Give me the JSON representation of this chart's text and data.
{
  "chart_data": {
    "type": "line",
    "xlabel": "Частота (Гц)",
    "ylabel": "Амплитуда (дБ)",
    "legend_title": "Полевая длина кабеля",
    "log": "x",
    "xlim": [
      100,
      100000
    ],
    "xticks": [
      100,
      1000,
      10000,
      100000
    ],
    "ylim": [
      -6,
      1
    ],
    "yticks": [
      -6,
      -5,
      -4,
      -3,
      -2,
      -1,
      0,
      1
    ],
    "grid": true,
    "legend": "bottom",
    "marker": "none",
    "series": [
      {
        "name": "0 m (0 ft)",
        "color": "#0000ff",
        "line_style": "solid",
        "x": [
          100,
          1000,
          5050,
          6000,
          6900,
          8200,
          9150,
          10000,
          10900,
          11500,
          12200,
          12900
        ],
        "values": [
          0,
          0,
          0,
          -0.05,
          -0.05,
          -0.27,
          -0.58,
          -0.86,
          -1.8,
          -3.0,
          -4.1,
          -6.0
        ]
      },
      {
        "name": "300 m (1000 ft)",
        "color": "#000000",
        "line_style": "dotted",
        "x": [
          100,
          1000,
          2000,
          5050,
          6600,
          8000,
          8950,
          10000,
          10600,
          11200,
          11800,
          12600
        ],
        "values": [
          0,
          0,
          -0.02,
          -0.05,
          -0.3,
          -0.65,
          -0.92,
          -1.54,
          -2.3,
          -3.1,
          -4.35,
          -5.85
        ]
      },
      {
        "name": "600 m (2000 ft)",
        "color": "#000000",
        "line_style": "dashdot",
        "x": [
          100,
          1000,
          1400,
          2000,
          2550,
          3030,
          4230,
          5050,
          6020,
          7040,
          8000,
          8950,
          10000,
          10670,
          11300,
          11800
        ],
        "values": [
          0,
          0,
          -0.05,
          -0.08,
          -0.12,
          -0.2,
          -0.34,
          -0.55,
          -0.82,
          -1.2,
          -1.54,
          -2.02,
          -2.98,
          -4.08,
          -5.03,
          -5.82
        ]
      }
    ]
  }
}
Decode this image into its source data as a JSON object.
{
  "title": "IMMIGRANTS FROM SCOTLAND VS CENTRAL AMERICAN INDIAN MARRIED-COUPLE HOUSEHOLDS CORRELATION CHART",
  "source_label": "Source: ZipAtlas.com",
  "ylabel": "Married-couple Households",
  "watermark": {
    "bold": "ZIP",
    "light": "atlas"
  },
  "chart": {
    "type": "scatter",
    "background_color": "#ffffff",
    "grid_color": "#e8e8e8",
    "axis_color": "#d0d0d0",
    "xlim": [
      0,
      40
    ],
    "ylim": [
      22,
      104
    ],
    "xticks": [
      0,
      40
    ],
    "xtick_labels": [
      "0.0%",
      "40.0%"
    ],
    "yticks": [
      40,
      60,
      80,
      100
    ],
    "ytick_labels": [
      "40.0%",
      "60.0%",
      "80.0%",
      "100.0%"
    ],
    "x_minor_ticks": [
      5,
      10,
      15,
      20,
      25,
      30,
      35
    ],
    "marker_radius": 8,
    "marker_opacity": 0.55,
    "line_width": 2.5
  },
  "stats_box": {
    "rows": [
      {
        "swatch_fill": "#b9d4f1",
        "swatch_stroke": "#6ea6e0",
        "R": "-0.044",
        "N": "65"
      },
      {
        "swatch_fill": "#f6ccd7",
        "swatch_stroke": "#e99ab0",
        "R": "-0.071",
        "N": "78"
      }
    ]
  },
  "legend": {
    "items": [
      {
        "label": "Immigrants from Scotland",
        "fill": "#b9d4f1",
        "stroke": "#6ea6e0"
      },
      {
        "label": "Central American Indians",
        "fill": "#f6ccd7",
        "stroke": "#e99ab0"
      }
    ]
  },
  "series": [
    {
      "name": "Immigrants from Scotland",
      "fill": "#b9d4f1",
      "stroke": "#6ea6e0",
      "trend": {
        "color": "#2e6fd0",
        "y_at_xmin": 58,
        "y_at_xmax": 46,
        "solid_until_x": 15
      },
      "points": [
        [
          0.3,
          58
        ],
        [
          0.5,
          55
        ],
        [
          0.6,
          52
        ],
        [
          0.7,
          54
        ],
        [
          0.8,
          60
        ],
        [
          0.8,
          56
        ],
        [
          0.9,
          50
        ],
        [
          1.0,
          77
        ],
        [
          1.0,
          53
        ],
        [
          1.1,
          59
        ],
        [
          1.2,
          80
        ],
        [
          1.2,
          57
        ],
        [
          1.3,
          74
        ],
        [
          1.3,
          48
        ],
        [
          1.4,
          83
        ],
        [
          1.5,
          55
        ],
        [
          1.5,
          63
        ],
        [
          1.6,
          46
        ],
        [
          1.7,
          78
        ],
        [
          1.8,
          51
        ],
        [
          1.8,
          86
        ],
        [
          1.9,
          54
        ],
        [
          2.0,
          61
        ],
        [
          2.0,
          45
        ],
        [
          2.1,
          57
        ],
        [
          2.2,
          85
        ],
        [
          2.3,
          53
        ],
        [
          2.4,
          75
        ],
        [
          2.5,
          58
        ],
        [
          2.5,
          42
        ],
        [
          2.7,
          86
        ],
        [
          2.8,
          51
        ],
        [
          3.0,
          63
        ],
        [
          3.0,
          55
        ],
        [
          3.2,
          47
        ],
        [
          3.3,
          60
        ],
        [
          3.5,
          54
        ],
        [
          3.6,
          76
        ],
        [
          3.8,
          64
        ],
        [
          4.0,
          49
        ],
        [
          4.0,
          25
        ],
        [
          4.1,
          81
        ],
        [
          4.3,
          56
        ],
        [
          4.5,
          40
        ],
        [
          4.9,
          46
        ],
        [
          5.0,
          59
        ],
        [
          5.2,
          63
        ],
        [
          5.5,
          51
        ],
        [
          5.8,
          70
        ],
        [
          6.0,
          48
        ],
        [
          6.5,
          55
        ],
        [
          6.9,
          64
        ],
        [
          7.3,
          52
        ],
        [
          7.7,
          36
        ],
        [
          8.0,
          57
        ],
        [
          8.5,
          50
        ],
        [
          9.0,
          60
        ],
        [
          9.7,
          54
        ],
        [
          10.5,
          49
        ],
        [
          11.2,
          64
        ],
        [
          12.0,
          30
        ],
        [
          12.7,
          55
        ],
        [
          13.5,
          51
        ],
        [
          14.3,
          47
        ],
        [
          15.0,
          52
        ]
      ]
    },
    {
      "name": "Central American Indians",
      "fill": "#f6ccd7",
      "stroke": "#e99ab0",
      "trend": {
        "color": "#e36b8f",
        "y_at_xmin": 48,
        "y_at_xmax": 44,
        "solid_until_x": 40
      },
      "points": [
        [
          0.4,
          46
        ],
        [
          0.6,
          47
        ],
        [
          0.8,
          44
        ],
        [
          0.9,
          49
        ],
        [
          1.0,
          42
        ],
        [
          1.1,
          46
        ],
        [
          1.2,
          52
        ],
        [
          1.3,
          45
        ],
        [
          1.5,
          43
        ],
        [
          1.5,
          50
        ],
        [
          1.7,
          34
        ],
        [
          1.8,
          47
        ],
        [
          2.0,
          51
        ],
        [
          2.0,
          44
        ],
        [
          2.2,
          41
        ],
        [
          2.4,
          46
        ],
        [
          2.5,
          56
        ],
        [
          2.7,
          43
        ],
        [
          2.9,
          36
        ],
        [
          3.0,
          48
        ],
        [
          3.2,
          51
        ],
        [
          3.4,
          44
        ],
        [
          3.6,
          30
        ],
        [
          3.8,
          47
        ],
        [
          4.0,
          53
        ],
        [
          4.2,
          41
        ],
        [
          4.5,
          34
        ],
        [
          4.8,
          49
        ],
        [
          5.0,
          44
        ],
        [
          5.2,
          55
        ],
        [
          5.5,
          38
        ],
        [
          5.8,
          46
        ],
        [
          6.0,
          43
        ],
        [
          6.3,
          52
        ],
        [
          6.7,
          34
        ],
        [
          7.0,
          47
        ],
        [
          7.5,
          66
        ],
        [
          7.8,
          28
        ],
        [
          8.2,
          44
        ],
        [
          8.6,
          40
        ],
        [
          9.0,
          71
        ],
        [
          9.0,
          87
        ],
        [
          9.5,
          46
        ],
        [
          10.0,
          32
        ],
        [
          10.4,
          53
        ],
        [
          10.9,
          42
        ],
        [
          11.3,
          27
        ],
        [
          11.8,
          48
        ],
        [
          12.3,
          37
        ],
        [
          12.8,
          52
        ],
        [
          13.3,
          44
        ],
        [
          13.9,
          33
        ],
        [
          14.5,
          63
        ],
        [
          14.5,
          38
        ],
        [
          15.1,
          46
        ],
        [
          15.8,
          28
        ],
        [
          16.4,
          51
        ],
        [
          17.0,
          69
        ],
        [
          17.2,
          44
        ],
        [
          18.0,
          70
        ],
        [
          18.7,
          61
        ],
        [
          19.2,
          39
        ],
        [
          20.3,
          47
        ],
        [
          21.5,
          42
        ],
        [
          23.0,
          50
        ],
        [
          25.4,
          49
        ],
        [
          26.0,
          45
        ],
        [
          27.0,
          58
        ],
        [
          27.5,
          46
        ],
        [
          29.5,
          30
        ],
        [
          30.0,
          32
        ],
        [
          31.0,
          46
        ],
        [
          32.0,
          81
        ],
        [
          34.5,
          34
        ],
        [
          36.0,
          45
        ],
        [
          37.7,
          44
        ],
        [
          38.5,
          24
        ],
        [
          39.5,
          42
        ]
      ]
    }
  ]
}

Aim
Select and copy every line from the records that includes the word "name".

The output
        "name": "0 m (0 ft)",
        "name": "300 m (1000 ft)",
        "name": "600 m (2000 ft)",
      "name": "Immigrants from Scotland",
      "name": "Central American Indians",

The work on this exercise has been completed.